> _Working data_
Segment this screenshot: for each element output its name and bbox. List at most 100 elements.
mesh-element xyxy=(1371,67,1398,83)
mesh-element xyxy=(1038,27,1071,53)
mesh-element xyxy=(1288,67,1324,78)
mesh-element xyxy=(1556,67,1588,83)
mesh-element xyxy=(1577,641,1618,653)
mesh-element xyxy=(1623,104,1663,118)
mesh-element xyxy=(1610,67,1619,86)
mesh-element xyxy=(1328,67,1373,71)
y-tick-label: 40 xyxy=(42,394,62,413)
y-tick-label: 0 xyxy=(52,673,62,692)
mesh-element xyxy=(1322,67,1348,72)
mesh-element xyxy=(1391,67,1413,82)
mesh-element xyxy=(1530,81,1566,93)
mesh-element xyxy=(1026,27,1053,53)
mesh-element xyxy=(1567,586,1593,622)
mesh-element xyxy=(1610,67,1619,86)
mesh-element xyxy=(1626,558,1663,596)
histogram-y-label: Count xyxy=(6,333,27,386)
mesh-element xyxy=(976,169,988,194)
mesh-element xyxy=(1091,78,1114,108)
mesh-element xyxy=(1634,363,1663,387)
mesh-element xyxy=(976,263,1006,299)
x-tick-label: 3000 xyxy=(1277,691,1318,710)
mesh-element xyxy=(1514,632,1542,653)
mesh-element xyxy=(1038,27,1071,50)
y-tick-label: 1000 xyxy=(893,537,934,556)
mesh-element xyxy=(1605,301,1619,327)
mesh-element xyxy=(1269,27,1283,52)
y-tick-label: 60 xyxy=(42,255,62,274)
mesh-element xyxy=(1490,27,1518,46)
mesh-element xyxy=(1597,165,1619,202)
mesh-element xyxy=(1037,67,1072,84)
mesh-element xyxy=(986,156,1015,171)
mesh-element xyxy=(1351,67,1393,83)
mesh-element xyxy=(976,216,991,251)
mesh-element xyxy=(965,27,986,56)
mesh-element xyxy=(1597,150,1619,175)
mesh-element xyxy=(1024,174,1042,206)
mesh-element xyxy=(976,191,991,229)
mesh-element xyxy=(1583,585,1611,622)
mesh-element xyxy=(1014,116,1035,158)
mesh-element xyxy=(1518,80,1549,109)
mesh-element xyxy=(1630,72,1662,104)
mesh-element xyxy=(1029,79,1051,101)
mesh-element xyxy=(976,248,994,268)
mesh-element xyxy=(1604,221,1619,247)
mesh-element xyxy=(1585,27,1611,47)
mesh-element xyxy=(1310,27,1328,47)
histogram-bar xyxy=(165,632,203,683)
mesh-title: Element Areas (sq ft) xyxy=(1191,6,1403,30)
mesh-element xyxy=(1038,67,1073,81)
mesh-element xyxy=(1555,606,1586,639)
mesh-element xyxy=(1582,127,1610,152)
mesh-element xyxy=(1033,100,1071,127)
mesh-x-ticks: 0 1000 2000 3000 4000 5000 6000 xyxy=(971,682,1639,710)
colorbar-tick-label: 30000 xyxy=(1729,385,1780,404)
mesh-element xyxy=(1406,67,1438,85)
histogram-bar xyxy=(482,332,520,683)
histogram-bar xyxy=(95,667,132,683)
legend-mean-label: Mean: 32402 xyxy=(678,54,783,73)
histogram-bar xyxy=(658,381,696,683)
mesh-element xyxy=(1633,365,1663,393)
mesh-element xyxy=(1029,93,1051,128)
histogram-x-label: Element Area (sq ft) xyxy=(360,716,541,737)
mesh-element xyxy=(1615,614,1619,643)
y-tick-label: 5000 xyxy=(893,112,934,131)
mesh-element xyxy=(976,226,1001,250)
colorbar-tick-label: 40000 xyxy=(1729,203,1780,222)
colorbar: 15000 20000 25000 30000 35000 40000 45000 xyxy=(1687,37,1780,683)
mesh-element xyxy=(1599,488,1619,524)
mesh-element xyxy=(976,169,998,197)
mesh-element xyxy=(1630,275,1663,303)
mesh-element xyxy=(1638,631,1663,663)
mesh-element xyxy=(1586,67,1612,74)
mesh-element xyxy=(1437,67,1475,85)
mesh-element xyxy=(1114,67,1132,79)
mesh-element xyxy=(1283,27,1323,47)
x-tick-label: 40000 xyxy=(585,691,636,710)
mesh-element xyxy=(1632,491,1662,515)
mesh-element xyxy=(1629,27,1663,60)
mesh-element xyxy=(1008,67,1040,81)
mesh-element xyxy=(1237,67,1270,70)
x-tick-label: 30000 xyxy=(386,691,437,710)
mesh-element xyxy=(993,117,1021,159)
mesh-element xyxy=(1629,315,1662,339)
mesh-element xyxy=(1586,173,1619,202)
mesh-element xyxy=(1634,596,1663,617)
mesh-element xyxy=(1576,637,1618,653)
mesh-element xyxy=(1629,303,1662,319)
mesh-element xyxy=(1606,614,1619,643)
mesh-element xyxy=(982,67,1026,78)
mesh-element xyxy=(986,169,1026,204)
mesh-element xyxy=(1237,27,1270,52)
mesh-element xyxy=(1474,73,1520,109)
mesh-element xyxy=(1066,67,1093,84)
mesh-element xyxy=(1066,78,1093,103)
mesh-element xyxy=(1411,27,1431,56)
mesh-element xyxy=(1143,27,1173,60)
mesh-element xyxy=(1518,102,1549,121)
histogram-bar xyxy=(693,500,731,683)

> _Work to complete_
Can you retype the entire listing above, line by line, without changing a single character?

> _Correct response_
Segment this screenshot: for each element output its name and bbox. List at most 100 elements.
mesh-element xyxy=(1371,67,1398,83)
mesh-element xyxy=(1038,27,1071,53)
mesh-element xyxy=(1288,67,1324,78)
mesh-element xyxy=(1556,67,1588,83)
mesh-element xyxy=(1577,641,1618,653)
mesh-element xyxy=(1623,104,1663,118)
mesh-element xyxy=(1610,67,1619,86)
mesh-element xyxy=(1328,67,1373,71)
y-tick-label: 40 xyxy=(42,394,62,413)
y-tick-label: 0 xyxy=(52,673,62,692)
mesh-element xyxy=(1322,67,1348,72)
mesh-element xyxy=(1391,67,1413,82)
mesh-element xyxy=(1530,81,1566,93)
mesh-element xyxy=(1026,27,1053,53)
mesh-element xyxy=(1567,586,1593,622)
mesh-element xyxy=(1610,67,1619,86)
mesh-element xyxy=(1626,558,1663,596)
histogram-y-label: Count xyxy=(6,333,27,386)
mesh-element xyxy=(976,169,988,194)
mesh-element xyxy=(1091,78,1114,108)
mesh-element xyxy=(1634,363,1663,387)
mesh-element xyxy=(976,263,1006,299)
x-tick-label: 3000 xyxy=(1277,691,1318,710)
mesh-element xyxy=(1514,632,1542,653)
mesh-element xyxy=(1038,27,1071,50)
y-tick-label: 1000 xyxy=(893,537,934,556)
mesh-element xyxy=(1605,301,1619,327)
mesh-element xyxy=(1269,27,1283,52)
y-tick-label: 60 xyxy=(42,255,62,274)
mesh-element xyxy=(1490,27,1518,46)
mesh-element xyxy=(1597,165,1619,202)
mesh-element xyxy=(1037,67,1072,84)
mesh-element xyxy=(986,156,1015,171)
mesh-element xyxy=(1351,67,1393,83)
mesh-element xyxy=(976,216,991,251)
mesh-element xyxy=(965,27,986,56)
mesh-element xyxy=(1597,150,1619,175)
mesh-element xyxy=(1024,174,1042,206)
mesh-element xyxy=(976,191,991,229)
mesh-element xyxy=(1583,585,1611,622)
mesh-element xyxy=(1014,116,1035,158)
mesh-element xyxy=(1518,80,1549,109)
mesh-element xyxy=(1630,72,1662,104)
mesh-element xyxy=(1029,79,1051,101)
mesh-element xyxy=(976,248,994,268)
mesh-element xyxy=(1604,221,1619,247)
mesh-element xyxy=(1585,27,1611,47)
mesh-element xyxy=(1310,27,1328,47)
histogram-bar xyxy=(165,632,203,683)
mesh-title: Element Areas (sq ft) xyxy=(1191,6,1403,30)
mesh-element xyxy=(1038,67,1073,81)
mesh-element xyxy=(1555,606,1586,639)
mesh-element xyxy=(1582,127,1610,152)
mesh-element xyxy=(1033,100,1071,127)
mesh-x-ticks: 0 1000 2000 3000 4000 5000 6000 xyxy=(971,682,1639,710)
colorbar-tick-label: 30000 xyxy=(1729,385,1780,404)
mesh-element xyxy=(1406,67,1438,85)
histogram-bar xyxy=(482,332,520,683)
histogram-bar xyxy=(95,667,132,683)
legend-mean-label: Mean: 32402 xyxy=(678,54,783,73)
histogram-bar xyxy=(658,381,696,683)
mesh-element xyxy=(1633,365,1663,393)
mesh-element xyxy=(1029,93,1051,128)
histogram-x-label: Element Area (sq ft) xyxy=(360,716,541,737)
mesh-element xyxy=(1615,614,1619,643)
y-tick-label: 5000 xyxy=(893,112,934,131)
mesh-element xyxy=(976,226,1001,250)
colorbar-tick-label: 40000 xyxy=(1729,203,1780,222)
colorbar: 15000 20000 25000 30000 35000 40000 45000 xyxy=(1687,37,1780,683)
mesh-element xyxy=(1599,488,1619,524)
mesh-element xyxy=(976,169,998,197)
mesh-element xyxy=(1630,275,1663,303)
mesh-element xyxy=(1638,631,1663,663)
mesh-element xyxy=(1586,67,1612,74)
mesh-element xyxy=(1437,67,1475,85)
mesh-element xyxy=(1114,67,1132,79)
mesh-element xyxy=(1283,27,1323,47)
x-tick-label: 40000 xyxy=(585,691,636,710)
mesh-element xyxy=(1632,491,1662,515)
mesh-element xyxy=(1629,27,1663,60)
mesh-element xyxy=(1008,67,1040,81)
mesh-element xyxy=(1237,67,1270,70)
x-tick-label: 30000 xyxy=(386,691,437,710)
mesh-element xyxy=(993,117,1021,159)
mesh-element xyxy=(1629,315,1662,339)
mesh-element xyxy=(1586,173,1619,202)
mesh-element xyxy=(1634,596,1663,617)
mesh-element xyxy=(1576,637,1618,653)
mesh-element xyxy=(1629,303,1662,319)
mesh-element xyxy=(1606,614,1619,643)
mesh-element xyxy=(982,67,1026,78)
mesh-element xyxy=(986,169,1026,204)
mesh-element xyxy=(1237,27,1270,52)
mesh-element xyxy=(1474,73,1520,109)
mesh-element xyxy=(1066,67,1093,84)
mesh-element xyxy=(1066,78,1093,103)
mesh-element xyxy=(1411,27,1431,56)
mesh-element xyxy=(1143,27,1173,60)
mesh-element xyxy=(1518,102,1549,121)
histogram-bar xyxy=(693,500,731,683)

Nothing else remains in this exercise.